Newest Outrage in the Diversity Wars: Cartoon Villains with Accents. [VIDEO]

Newest Outrage in the Diversity Wars: Cartoon Villains with Accents. [VIDEO]

Newest Outrage in the Diversity Wars: Cartoon Villains with Accents. [VIDEO]

I don’t know whether to laugh or cry at this latest incident of hand-wringing over diversity. It seems there’s a professor of child study and development at Tufts University who’s very concerned about cartoon villains. It’s because they speak in ‘foreign accents,’ which are ‘sending a dangerous message to kids about diversity.’

Oh, FFS.

Moreover, Calvin Gidney and a colleague have been studying this since 1998. Yes, villains with foreign accents in children’s cartoons have been a burr in his backside for 20 years. I think that’s waaaay to long to be obsessed about something so trivial, don’t you? Because they’re just freakin’ cartoons!

────────

→ **Brief 1**: Write out the part of the post about cartoon villains' accents between "Moreover, Calvin Gidney" and "just freakin’ cartoons!", inclusive.
→ **Brief 2**: Continue the post about cartoon villains' accents, picking up right after its last sentence.
The material that follows the post isn't needed for anything here.

→ **Extracted information**:
────────

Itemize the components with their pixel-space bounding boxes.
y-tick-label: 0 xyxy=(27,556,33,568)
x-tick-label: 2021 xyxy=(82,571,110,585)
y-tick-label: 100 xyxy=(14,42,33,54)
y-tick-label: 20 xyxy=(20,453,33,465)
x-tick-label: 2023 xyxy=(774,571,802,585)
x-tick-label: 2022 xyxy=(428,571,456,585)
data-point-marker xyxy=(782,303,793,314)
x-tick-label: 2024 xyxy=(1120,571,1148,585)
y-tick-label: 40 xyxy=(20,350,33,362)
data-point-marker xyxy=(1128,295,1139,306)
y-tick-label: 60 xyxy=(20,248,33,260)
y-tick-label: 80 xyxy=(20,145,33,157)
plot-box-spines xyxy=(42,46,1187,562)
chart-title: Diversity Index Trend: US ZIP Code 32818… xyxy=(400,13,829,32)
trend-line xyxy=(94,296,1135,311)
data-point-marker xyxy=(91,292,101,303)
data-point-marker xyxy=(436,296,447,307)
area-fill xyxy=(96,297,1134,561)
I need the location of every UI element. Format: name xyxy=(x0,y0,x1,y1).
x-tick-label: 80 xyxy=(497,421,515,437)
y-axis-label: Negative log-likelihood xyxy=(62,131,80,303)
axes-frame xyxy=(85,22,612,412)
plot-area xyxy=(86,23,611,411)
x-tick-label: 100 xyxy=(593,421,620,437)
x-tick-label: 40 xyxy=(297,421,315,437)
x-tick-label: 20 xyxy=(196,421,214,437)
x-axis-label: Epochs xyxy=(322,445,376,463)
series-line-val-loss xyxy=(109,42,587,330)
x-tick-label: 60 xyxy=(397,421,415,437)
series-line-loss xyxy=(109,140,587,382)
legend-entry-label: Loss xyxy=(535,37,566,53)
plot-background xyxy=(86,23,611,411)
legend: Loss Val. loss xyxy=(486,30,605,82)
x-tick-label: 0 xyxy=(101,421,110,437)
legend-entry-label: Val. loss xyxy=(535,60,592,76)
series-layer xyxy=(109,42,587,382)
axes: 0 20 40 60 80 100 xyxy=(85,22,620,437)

────────

→ **Your response 1**:
Moreover, Calvin Gidney and a colleague have been studying this since 1998. Yes, villains with foreign accents in children’s cartoons have been a burr in his backside for 20 years. I think that’s waaaay to long to be obsessed about something so trivial, don’t you? Because they’re just freakin’ cartoons!

→ **Your response 2**:
Gidney first became alerted to this terrible menace when he saw the film The Lion King. He noticed that the hero lion, Mufasa, spoke with an American accent. However, his rival, Scar, had a British accent. Never mind that Jeremy Irons, the legendary British actor, voiced the character of Scar. It’s a trend, says Gidney. His study finds that ‘the most wicked foreign accent of all was British English,’ followed by German and Slavic accents.

Well, this is a twist. How many times have you seen the diversity police worried about Europeans? After all, they’re white! I thought only ‘people of color’ were victims of bigotry.

Maybe not. Maybe we’re coming to a point where everyone is a victim.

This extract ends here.